▸ **Your instructions**:
Go through the entries below and pick out every line with "only".

#### Data entries ####

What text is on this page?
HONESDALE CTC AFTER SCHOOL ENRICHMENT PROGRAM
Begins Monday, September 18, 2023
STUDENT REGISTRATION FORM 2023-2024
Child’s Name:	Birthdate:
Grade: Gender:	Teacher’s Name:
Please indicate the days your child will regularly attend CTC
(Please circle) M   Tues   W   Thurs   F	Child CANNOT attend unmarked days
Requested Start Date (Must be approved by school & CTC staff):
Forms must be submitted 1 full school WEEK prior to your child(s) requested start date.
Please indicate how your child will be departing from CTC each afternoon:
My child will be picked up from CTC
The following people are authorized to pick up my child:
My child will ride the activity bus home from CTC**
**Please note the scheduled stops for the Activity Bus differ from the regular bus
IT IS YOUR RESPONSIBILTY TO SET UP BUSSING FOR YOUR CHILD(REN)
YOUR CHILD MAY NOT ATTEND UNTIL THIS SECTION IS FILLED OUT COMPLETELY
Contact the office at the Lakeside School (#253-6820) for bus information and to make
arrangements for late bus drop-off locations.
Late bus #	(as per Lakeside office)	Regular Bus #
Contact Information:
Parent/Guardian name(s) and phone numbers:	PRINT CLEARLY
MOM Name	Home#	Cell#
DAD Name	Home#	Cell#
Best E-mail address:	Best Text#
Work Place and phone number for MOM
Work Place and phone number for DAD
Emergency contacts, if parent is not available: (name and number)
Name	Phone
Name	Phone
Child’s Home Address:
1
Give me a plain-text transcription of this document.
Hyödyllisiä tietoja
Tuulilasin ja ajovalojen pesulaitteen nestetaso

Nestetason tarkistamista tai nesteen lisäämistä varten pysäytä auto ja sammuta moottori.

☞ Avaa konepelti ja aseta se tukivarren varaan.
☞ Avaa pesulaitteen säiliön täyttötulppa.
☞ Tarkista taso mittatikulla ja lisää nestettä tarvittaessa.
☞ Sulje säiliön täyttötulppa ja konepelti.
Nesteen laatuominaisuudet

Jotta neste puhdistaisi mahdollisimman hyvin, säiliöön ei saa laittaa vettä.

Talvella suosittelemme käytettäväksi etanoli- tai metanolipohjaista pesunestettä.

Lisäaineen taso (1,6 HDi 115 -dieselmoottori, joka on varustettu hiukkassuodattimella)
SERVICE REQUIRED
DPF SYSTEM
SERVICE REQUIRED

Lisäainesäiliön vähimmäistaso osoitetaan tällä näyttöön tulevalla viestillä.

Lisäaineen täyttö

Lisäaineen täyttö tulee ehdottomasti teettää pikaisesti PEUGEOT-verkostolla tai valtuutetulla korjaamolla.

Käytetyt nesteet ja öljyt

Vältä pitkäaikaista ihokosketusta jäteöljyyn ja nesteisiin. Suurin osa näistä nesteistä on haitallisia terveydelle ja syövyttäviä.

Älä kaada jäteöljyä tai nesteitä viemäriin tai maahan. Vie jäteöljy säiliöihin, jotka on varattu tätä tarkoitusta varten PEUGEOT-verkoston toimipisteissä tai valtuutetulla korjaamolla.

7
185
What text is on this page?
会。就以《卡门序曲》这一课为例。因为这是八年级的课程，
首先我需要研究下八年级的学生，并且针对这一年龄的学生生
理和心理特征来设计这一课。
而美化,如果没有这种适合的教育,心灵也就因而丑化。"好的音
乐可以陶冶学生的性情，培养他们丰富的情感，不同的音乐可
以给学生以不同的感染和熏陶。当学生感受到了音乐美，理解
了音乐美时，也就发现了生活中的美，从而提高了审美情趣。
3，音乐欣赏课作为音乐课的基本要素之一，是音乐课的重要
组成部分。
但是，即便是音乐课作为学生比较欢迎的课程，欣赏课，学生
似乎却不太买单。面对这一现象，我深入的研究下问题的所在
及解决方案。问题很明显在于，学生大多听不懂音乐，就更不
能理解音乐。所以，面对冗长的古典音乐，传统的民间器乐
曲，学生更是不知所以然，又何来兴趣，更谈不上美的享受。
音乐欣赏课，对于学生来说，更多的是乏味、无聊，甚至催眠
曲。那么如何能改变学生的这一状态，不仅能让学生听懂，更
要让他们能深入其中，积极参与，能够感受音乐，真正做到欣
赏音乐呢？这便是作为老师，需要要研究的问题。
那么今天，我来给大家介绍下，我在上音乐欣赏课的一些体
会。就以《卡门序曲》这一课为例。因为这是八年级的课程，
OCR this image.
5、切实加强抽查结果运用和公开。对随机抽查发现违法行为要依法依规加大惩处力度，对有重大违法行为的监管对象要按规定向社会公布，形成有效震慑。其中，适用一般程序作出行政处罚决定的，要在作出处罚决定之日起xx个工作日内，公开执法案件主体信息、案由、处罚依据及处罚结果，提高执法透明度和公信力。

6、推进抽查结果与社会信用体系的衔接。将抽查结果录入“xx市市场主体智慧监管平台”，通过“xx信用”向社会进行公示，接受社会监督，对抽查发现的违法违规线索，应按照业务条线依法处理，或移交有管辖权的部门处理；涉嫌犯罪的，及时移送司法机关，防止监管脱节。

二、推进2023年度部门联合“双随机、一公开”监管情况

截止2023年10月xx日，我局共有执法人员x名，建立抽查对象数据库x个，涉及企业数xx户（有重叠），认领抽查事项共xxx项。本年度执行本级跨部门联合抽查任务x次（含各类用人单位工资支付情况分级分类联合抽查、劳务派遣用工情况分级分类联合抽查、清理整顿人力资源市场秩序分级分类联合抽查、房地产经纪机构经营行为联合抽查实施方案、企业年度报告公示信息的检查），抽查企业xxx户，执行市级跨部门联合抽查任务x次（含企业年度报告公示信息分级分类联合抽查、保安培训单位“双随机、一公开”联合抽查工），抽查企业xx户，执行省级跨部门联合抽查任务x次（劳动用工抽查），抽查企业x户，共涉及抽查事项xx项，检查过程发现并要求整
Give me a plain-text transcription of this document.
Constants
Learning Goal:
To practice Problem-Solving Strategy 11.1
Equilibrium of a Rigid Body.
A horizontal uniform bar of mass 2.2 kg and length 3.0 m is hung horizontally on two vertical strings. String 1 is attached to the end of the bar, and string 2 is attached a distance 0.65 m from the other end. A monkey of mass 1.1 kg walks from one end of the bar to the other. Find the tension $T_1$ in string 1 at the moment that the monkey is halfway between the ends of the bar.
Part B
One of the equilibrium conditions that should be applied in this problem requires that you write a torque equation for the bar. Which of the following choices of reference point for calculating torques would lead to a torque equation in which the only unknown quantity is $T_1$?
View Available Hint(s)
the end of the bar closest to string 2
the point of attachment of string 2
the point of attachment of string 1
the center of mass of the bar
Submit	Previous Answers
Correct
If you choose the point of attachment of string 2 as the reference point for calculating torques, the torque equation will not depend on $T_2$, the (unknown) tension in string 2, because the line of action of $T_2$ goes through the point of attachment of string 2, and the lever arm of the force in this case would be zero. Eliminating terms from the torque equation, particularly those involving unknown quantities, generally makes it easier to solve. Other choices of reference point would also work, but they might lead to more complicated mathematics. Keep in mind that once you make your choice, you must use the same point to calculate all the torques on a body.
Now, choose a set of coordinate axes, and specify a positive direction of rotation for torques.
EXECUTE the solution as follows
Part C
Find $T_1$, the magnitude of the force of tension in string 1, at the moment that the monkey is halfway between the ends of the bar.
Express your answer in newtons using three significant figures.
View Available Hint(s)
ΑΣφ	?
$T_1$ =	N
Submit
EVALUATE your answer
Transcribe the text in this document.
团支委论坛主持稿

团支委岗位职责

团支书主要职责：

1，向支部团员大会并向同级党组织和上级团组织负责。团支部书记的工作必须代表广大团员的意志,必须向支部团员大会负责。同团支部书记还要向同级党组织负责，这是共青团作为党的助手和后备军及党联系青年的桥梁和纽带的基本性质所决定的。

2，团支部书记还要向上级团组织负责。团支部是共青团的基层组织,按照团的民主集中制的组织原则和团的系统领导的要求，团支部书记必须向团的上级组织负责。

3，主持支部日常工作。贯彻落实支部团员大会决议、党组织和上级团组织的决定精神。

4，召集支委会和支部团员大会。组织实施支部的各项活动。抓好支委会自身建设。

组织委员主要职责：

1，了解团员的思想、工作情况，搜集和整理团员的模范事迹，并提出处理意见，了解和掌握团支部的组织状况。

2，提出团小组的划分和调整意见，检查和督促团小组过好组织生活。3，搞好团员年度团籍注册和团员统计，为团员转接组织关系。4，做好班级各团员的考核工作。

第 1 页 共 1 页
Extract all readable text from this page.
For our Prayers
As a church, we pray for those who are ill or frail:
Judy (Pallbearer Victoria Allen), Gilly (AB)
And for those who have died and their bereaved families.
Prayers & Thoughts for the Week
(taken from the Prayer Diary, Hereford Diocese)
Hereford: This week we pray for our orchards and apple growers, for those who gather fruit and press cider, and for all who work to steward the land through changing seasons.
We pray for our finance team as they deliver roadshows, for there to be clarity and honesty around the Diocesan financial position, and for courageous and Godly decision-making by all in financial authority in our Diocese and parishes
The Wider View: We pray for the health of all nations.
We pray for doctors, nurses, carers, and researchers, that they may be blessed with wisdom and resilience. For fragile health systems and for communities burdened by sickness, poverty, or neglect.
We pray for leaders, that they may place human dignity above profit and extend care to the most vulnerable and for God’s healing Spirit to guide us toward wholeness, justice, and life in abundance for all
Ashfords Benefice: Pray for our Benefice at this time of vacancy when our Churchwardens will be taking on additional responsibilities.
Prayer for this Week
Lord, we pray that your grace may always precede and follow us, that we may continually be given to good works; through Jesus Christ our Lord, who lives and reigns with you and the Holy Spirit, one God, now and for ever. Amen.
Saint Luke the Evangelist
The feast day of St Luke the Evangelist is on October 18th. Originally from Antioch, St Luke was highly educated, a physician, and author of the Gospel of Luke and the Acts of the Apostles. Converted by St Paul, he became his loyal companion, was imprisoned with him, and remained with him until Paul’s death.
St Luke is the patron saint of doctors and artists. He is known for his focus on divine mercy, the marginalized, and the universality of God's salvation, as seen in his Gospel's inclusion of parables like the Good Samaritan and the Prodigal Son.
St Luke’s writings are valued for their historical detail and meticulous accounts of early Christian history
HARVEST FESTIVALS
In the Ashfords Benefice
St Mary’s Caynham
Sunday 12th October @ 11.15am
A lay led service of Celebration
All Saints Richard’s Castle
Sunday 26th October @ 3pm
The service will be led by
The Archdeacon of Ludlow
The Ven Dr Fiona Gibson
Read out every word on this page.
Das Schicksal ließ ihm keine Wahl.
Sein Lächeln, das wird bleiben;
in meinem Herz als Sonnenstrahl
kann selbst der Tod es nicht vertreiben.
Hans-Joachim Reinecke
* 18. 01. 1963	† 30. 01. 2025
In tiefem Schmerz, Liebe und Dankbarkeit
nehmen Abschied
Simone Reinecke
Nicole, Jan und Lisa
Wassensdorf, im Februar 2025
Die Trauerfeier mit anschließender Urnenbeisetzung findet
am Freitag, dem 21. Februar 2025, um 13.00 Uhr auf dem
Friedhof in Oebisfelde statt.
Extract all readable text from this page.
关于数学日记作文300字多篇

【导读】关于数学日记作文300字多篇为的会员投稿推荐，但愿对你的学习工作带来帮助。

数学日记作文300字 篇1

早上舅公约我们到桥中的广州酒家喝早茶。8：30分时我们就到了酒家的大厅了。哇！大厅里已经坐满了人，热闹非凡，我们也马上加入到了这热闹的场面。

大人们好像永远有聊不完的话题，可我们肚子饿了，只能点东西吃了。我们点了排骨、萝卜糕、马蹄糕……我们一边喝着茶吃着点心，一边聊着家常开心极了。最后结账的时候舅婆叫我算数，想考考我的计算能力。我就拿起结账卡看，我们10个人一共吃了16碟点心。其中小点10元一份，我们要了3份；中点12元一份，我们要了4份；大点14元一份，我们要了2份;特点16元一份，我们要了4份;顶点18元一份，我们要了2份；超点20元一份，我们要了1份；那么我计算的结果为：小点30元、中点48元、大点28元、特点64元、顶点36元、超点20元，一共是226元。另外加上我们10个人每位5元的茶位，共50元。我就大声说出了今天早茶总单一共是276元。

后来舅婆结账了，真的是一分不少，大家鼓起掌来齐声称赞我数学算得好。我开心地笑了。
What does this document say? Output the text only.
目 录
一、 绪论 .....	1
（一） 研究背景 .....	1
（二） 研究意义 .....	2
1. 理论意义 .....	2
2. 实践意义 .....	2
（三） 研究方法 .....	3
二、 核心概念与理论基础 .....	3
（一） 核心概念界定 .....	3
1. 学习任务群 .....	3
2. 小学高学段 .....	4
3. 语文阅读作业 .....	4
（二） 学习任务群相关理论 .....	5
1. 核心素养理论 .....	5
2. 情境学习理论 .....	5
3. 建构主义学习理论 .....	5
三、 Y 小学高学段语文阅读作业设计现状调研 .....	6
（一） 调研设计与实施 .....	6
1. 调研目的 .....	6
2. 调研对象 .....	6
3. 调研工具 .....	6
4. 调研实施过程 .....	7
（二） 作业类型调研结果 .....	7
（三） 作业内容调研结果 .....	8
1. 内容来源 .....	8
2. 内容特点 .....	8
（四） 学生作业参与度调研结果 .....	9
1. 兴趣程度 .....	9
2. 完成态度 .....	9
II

####

▸ **Expected output**:
One of the equilibrium conditions that should be applied in this problem requires that you write a torque equation for the bar. Which of the following choices of reference point for calculating torques would lead to a torque equation in which the only unknown quantity is $T_1$?
What does this document say? Output the text only.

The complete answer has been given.